▸ **Job**: Locate each line with the string "type" in the listing below and copy it.

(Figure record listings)
═══

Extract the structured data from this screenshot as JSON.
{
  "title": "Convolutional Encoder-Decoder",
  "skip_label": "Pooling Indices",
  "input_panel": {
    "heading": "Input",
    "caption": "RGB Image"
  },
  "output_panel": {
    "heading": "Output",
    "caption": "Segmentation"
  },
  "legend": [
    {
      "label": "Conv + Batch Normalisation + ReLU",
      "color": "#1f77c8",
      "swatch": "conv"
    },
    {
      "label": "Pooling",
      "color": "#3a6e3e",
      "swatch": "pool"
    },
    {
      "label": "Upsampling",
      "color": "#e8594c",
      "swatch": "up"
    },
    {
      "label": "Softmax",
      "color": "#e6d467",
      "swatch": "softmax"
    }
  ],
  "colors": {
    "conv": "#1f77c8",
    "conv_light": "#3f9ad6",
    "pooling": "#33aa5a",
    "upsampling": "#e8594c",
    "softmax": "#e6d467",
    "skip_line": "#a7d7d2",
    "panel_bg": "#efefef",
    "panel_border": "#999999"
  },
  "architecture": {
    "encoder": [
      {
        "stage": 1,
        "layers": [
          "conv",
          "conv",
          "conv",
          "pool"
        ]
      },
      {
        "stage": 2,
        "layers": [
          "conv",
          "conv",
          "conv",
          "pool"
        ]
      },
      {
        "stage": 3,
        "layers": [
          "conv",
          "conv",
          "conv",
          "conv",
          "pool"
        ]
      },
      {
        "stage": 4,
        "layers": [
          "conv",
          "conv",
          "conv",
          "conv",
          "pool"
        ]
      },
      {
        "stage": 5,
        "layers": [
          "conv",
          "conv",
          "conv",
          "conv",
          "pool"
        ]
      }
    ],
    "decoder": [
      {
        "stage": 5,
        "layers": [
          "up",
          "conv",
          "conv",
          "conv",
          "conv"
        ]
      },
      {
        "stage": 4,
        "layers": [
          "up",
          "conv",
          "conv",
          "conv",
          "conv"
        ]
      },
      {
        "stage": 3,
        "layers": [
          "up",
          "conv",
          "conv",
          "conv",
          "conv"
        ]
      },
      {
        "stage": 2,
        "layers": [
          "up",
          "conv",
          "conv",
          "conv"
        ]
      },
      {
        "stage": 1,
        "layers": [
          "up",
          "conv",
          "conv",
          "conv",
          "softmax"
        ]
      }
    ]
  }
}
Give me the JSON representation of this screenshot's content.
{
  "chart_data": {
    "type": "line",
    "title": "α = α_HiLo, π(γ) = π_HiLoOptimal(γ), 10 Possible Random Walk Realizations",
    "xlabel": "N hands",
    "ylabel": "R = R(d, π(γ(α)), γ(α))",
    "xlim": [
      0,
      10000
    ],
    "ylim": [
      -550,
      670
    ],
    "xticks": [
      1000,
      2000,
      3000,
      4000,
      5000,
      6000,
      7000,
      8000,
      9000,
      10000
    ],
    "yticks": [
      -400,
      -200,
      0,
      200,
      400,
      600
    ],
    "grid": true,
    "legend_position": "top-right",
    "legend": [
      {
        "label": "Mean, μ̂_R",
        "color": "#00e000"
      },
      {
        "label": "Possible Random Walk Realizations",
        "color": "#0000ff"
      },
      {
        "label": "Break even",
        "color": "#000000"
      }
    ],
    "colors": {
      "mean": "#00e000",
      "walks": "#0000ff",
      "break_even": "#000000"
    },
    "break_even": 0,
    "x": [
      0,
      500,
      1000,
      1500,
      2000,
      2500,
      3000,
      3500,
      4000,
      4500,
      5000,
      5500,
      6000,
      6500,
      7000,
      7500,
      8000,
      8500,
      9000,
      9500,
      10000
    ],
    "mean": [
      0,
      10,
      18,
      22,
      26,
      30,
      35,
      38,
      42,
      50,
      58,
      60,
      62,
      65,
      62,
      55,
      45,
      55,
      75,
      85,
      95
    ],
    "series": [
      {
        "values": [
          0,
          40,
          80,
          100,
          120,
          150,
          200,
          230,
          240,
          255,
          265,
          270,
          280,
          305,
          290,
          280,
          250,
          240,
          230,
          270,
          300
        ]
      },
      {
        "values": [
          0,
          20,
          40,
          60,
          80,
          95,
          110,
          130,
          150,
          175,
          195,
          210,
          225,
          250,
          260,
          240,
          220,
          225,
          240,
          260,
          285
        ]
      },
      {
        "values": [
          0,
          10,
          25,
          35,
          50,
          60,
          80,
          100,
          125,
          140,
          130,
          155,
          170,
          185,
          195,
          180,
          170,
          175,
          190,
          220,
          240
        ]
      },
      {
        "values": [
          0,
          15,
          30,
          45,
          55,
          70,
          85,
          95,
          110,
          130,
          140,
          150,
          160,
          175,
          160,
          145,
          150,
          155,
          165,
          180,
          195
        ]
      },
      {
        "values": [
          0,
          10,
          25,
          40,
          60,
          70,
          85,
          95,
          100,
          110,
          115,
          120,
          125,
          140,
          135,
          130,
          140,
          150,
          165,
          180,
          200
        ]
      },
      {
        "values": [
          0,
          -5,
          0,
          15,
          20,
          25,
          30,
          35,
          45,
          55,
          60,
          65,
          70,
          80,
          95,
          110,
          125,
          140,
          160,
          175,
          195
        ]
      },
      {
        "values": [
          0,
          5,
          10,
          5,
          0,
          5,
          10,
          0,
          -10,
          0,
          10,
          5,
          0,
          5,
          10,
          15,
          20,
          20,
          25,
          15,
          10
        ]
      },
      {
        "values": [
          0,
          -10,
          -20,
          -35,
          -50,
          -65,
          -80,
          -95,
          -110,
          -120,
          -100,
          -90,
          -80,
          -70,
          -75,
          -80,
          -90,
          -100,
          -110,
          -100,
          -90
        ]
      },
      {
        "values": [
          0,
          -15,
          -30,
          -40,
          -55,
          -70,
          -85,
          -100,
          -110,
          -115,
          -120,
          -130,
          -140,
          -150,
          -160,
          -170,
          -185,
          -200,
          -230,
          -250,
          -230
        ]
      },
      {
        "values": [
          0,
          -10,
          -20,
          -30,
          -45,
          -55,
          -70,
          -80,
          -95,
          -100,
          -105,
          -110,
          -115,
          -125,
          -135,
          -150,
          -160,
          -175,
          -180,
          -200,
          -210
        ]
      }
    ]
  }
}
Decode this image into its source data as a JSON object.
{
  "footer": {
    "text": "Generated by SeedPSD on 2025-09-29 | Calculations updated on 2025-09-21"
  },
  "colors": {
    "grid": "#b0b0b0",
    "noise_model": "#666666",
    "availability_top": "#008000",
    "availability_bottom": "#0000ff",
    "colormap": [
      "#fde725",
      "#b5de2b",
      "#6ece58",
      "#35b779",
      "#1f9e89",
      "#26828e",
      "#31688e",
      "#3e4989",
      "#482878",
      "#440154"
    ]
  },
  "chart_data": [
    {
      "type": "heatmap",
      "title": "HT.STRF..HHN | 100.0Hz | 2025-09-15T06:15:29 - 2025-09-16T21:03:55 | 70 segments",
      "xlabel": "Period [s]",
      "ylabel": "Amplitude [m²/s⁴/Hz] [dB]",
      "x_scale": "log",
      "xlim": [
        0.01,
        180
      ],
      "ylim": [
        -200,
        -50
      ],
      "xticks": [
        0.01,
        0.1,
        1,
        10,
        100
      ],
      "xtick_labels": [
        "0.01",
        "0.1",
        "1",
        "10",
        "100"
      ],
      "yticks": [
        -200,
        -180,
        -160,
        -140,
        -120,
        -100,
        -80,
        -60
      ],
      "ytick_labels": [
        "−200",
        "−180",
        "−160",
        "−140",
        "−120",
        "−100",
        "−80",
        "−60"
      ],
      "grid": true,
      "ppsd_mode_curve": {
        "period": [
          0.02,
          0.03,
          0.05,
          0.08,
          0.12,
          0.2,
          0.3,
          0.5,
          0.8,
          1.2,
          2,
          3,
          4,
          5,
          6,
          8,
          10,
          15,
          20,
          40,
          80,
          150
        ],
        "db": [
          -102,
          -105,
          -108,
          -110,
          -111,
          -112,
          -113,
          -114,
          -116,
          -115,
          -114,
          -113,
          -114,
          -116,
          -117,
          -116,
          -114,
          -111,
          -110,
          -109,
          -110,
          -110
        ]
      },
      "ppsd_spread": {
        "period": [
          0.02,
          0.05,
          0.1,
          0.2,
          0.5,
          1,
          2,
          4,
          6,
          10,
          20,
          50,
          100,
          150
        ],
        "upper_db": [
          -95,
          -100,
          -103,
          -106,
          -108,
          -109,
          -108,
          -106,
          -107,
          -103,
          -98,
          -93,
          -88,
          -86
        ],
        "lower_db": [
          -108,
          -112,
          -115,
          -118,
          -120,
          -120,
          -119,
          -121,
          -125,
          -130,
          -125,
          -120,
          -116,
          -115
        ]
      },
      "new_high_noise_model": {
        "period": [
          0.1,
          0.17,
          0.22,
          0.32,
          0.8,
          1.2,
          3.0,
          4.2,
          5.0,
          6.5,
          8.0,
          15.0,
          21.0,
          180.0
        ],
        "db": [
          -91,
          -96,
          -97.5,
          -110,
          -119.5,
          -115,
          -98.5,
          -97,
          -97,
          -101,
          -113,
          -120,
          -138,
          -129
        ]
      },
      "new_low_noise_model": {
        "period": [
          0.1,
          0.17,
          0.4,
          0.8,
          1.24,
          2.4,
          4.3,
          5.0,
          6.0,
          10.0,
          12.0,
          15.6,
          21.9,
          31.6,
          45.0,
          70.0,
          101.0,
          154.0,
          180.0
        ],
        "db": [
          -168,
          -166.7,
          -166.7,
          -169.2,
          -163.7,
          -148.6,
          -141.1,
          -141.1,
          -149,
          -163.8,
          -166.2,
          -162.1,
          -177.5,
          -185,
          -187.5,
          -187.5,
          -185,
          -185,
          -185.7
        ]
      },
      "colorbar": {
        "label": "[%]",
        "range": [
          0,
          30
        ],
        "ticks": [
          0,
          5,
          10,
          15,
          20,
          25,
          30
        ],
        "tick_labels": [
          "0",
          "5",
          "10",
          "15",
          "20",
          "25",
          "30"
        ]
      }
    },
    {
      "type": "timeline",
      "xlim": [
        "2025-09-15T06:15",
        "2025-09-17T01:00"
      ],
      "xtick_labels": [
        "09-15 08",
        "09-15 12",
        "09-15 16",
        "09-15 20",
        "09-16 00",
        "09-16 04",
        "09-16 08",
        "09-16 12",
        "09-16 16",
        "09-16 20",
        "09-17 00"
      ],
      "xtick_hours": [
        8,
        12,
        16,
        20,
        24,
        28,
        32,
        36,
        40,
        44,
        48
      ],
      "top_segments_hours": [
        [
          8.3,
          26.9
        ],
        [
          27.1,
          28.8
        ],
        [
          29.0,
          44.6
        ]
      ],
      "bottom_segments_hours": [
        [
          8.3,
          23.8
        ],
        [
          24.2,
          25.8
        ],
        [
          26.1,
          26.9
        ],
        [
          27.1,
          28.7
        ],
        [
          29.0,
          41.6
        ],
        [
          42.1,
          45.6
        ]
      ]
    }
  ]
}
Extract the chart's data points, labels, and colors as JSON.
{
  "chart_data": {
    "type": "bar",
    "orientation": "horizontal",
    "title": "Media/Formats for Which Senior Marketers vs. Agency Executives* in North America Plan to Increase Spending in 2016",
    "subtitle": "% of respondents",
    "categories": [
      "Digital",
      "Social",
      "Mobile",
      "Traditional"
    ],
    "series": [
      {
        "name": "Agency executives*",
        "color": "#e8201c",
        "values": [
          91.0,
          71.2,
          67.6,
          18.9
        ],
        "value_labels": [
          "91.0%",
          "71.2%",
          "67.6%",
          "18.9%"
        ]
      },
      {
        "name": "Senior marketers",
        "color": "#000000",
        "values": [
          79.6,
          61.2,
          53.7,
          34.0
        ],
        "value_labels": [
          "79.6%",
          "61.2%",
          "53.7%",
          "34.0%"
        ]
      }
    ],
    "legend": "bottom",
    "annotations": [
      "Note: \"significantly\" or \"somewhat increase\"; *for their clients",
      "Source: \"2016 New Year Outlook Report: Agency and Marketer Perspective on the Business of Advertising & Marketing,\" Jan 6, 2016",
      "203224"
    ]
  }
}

═══

▸ **Output of the exercise**:
    "type": "line",
      "type": "heatmap",
      "type": "timeline",
    "type": "bar",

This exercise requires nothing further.